* Task to carry out *
Every line of the data that contains the string "समयम" must be copied.

-------

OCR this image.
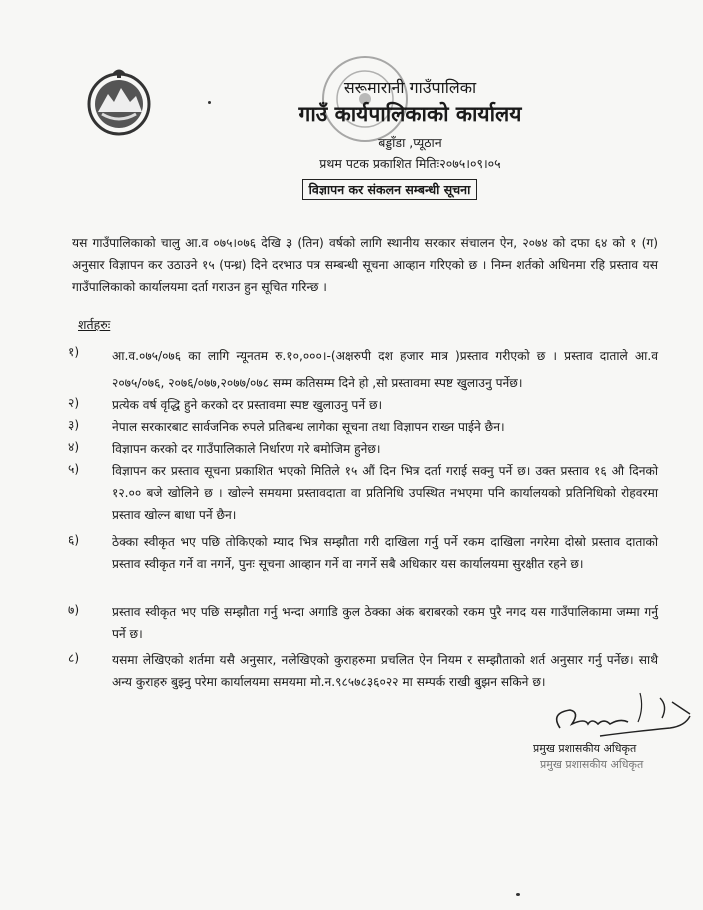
सरूमारानी गाउँपालिका
गाउँ कार्यपालिकाको कार्यालय
बड्डाँडा ,प्यूठान
प्रथम पटक प्रकाशित मितिः२०७५।०९।०५
विज्ञापन कर संकलन सम्बन्धी सूचना
यस गाउँपालिकाको चालु आ.व ०७५।०७६ देखि ३ (तिन) वर्षको लागि स्थानीय सरकार संचालन ऐन, २०७४ को दफा ६४ को १ (ग) अनुसार विज्ञापन कर उठाउने १५ (पन्ध्र) दिने दरभाउ पत्र सम्बन्धी सूचना आव्हान गरिएको छ । निम्न शर्तको अधिनमा रहि प्रस्ताव यस गाउँपालिकाको कार्यालयमा दर्ता गराउन हुन सूचित गरिन्छ ।
शर्तहरुः
१)	आ.व.०७५/०७६ का लागि न्यूनतम रु.१०,०००।-(अक्षरुपी दश हजार मात्र )प्रस्ताव गरीएको छ । प्रस्ताव दाताले आ.व २०७५/०७६, २०७६/०७७,२०७७/०७८ सम्म कतिसम्म दिने हो ,सो प्रस्तावमा स्पष्ट खुलाउनु पर्नेछ।
२)	प्रत्येक वर्ष वृद्धि हुने करको दर प्रस्तावमा स्पष्ट खुलाउनु पर्ने छ।
३)	नेपाल सरकारबाट सार्वजनिक रुपले प्रतिबन्ध लागेका सूचना तथा विज्ञापन राख्न पाईने छैन।
४)	विज्ञापन करको दर गाउँपालिकाले निर्धारण गरे बमोजिम हुनेछ।
५)	विज्ञापन कर प्रस्ताव सूचना प्रकाशित भएको मितिले १५ औं दिन भित्र दर्ता गराई सक्नु पर्ने छ। उक्त प्रस्ताव १६ औ दिनको १२.०० बजे खोलिने छ । खोल्ने समयमा प्रस्तावदाता वा प्रतिनिधि उपस्थित नभएमा पनि कार्यालयको प्रतिनिधिको रोहवरमा प्रस्ताव खोल्न बाधा पर्ने छैन।
६)	ठेक्का स्वीकृत भए पछि तोकिएको म्याद भित्र सम्झौता गरी दाखिला गर्नु पर्ने रकम दाखिला नगरेमा दोस्रो प्रस्ताव दाताको प्रस्ताव स्वीकृत गर्ने वा नगर्ने, पुनः सूचना आव्हान गर्ने वा नगर्ने सबै अधिकार यस कार्यालयमा सुरक्षीत रहने छ।
७)	प्रस्ताव स्वीकृत भए पछि सम्झौता गर्नु भन्दा अगाडि कुल ठेक्का अंक बराबरको रकम पुरै नगद यस गाउँपालिकामा जम्मा गर्नु पर्ने छ।
८)	यसमा लेखिएको शर्तमा यसै अनुसार, नलेखिएको कुराहरुमा प्रचलित ऐन नियम र सम्झौताको शर्त अनुसार गर्नु पर्नेछ। साथै अन्य कुराहरु बुझ्नु परेमा कार्यालयमा समयमा मो.न.९८५७८३६०२२ मा सम्पर्क राखी बुझन सकिने छ।
प्रमुख प्रशासकीय अधिकृत
प्रमुख प्रशासकीय अधिकृत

-------

* Written answer *
५)	विज्ञापन कर प्रस्ताव सूचना प्रकाशित भएको मितिले १५ औं दिन भित्र दर्ता गराई सक्नु पर्ने छ। उक्त प्रस्ताव १६ औ दिनको १२.०० बजे खोलिने छ । खोल्ने समयमा प्रस्तावदाता वा प्रतिनिधि उपस्थित नभएमा पनि कार्यालयको प्रतिनिधिको रोहवरमा प्रस्ताव खोल्न बाधा पर्ने छैन।
८)	यसमा लेखिएको शर्तमा यसै अनुसार, नलेखिएको कुराहरुमा प्रचलित ऐन नियम र सम्झौताको शर्त अनुसार गर्नु पर्नेछ। साथै अन्य कुराहरु बुझ्नु परेमा कार्यालयमा समयमा मो.न.९८५७८३६०२२ मा सम्पर्क राखी बुझन सकिने छ।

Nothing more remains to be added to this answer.